++++ Information shown
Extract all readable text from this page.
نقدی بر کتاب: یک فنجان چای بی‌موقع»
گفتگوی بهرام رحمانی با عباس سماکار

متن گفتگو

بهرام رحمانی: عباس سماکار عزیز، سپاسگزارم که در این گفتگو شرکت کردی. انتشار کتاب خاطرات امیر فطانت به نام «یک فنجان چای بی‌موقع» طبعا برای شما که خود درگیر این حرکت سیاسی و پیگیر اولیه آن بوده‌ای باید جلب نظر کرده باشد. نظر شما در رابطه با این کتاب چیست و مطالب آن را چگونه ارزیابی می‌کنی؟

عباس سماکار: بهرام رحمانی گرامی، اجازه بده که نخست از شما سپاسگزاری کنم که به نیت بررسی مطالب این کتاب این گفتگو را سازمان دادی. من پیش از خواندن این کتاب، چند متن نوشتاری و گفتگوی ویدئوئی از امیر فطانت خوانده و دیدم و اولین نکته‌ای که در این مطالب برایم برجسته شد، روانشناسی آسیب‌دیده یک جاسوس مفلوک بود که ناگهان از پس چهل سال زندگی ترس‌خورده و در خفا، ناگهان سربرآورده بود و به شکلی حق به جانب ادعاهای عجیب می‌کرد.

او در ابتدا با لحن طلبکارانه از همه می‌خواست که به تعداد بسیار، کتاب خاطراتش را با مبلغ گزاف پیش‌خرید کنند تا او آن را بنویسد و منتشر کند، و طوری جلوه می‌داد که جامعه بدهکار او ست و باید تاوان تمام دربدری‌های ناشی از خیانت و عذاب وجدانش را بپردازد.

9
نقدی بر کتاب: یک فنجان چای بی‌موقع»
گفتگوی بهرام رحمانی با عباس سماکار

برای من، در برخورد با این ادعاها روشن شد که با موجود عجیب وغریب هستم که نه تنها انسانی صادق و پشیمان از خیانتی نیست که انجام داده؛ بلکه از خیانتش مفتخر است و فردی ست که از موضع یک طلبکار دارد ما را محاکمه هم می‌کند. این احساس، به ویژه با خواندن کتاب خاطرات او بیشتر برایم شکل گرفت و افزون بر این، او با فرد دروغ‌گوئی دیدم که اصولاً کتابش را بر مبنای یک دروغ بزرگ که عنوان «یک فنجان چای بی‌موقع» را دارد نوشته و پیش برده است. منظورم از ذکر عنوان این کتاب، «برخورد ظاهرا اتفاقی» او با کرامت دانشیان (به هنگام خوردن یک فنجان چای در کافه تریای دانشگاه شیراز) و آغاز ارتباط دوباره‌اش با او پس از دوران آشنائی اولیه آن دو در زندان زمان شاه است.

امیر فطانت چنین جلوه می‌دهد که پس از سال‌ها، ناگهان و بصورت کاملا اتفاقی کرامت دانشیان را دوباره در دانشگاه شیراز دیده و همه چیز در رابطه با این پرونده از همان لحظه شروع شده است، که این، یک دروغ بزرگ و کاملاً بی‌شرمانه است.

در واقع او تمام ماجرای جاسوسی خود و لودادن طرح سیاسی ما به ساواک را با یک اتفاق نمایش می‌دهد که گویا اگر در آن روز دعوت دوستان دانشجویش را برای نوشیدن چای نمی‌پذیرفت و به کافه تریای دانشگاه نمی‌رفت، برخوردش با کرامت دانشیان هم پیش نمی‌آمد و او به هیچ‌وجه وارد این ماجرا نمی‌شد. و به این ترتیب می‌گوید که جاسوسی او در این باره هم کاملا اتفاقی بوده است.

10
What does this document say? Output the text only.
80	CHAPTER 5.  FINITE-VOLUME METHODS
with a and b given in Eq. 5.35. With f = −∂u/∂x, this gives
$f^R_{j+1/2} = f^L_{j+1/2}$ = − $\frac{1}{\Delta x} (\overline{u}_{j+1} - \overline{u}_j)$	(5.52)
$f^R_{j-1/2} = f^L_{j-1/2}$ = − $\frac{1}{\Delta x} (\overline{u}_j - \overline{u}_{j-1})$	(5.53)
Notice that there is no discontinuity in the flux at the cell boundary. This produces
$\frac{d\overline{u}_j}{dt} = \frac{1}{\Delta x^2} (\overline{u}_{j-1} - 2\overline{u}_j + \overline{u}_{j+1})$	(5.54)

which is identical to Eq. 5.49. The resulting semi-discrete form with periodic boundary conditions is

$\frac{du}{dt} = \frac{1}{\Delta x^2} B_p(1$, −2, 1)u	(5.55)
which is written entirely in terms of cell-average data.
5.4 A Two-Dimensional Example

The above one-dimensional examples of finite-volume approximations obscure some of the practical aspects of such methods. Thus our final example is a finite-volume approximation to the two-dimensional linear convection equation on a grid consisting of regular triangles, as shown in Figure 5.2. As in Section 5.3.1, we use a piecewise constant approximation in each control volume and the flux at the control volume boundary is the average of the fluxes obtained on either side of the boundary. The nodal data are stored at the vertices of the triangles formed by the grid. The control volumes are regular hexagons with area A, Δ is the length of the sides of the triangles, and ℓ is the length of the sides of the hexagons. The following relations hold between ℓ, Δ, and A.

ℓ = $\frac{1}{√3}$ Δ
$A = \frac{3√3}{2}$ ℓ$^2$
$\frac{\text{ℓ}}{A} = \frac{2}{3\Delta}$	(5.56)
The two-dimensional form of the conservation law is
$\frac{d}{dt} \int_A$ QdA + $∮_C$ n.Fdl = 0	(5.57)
++++++++
• What to work on
Working from the entries above, return all lines that contain "Delta".

• Solution to this problem
$f^R_{j+1/2} = f^L_{j+1/2}$ = − $\frac{1}{\Delta x} (\overline{u}_{j+1} - \overline{u}_j)$	(5.52)
$f^R_{j-1/2} = f^L_{j-1/2}$ = − $\frac{1}{\Delta x} (\overline{u}_j - \overline{u}_{j-1})$	(5.53)
$\frac{d\overline{u}_j}{dt} = \frac{1}{\Delta x^2} (\overline{u}_{j-1} - 2\overline{u}_j + \overline{u}_{j+1})$	(5.54)
$\frac{du}{dt} = \frac{1}{\Delta x^2} B_p(1$, −2, 1)u	(5.55)
$\frac{\text{ℓ}}{A} = \frac{2}{3\Delta}$	(5.56)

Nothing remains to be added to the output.